** start of INPUT RECORDS **

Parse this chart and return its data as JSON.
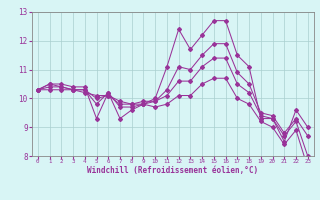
{
  "xlabel": "Windchill (Refroidissement éolien,°C)",
  "x": [
    0,
    1,
    2,
    3,
    4,
    5,
    6,
    7,
    8,
    9,
    10,
    11,
    12,
    13,
    14,
    15,
    16,
    17,
    18,
    19,
    20,
    21,
    22,
    23
  ],
  "line1": [
    10.3,
    10.5,
    10.5,
    10.4,
    10.4,
    9.3,
    10.2,
    9.3,
    9.6,
    9.8,
    10.0,
    11.1,
    12.4,
    11.7,
    12.2,
    12.7,
    12.7,
    11.5,
    11.1,
    9.3,
    9.3,
    8.5,
    9.6,
    9.0
  ],
  "line2": [
    10.3,
    10.5,
    10.4,
    10.3,
    10.3,
    9.8,
    10.2,
    9.7,
    9.7,
    9.8,
    9.9,
    10.3,
    11.1,
    11.0,
    11.5,
    11.9,
    11.9,
    10.9,
    10.5,
    9.5,
    9.4,
    8.8,
    9.3,
    8.7
  ],
  "line3": [
    10.3,
    10.4,
    10.4,
    10.3,
    10.3,
    10.0,
    10.1,
    9.8,
    9.8,
    9.9,
    9.9,
    10.1,
    10.6,
    10.6,
    11.1,
    11.4,
    11.4,
    10.5,
    10.2,
    9.4,
    9.3,
    8.7,
    9.2,
    8.0
  ],
  "line4": [
    10.3,
    10.3,
    10.3,
    10.3,
    10.2,
    10.1,
    10.1,
    9.9,
    9.8,
    9.8,
    9.7,
    9.8,
    10.1,
    10.1,
    10.5,
    10.7,
    10.7,
    10.0,
    9.8,
    9.2,
    9.0,
    8.4,
    8.9,
    7.6
  ],
  "color": "#993399",
  "bg_color": "#d8f5f5",
  "grid_color": "#aacfcf",
  "ylim": [
    8,
    13
  ],
  "xlim": [
    -0.5,
    23.5
  ],
  "yticks": [
    8,
    9,
    10,
    11,
    12,
    13
  ],
  "xticks": [
    0,
    1,
    2,
    3,
    4,
    5,
    6,
    7,
    8,
    9,
    10,
    11,
    12,
    13,
    14,
    15,
    16,
    17,
    18,
    19,
    20,
    21,
    22,
    23
  ],
  "marker": "D",
  "markersize": 2.0,
  "linewidth": 0.75
}
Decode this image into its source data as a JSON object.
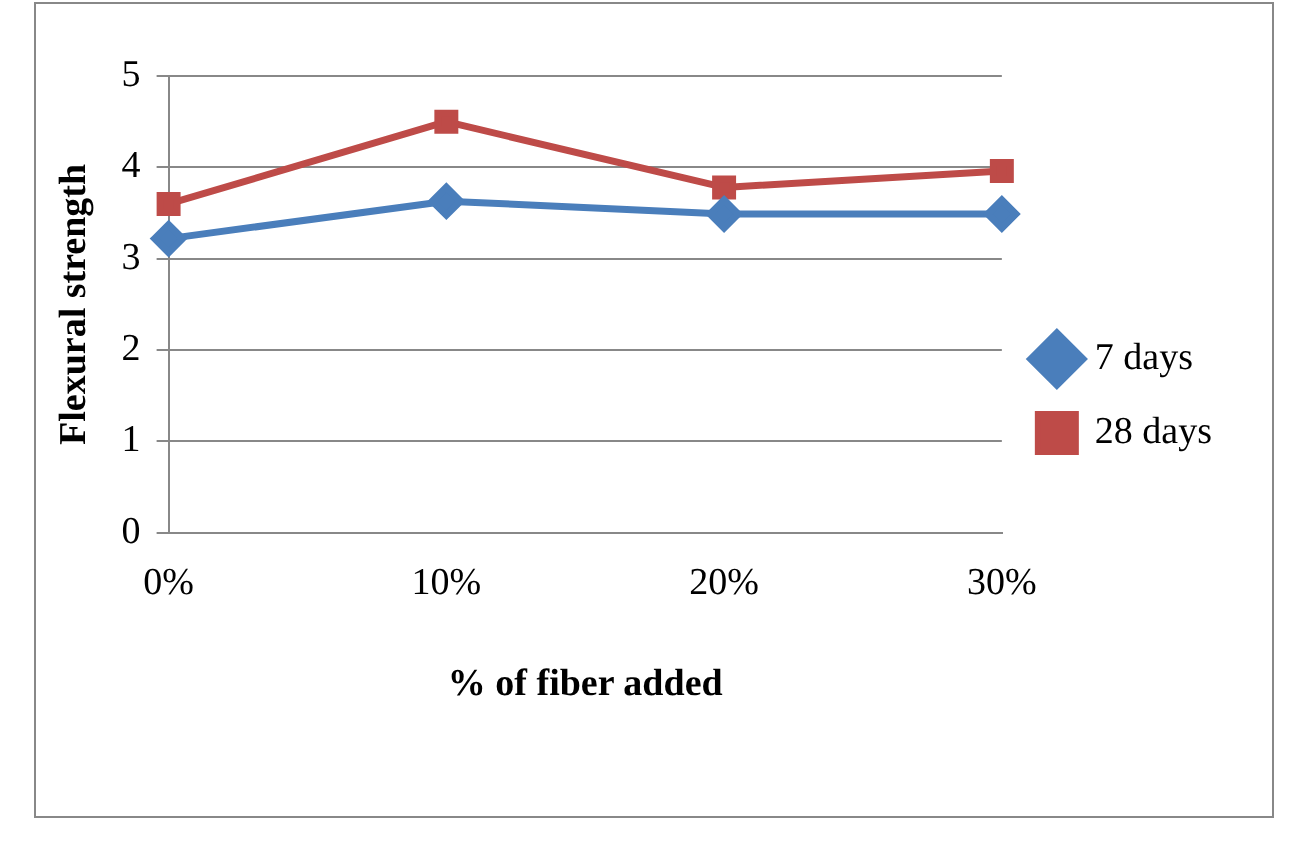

** end of INPUT RECORDS **

• [WHAT TO WORK ON]:
Return each full line of the entries that contains the word "data".

• [REPLY TO THE TASK]:
Parse this chart and return its data as JSON.
Decode this image into its source data as a JSON object.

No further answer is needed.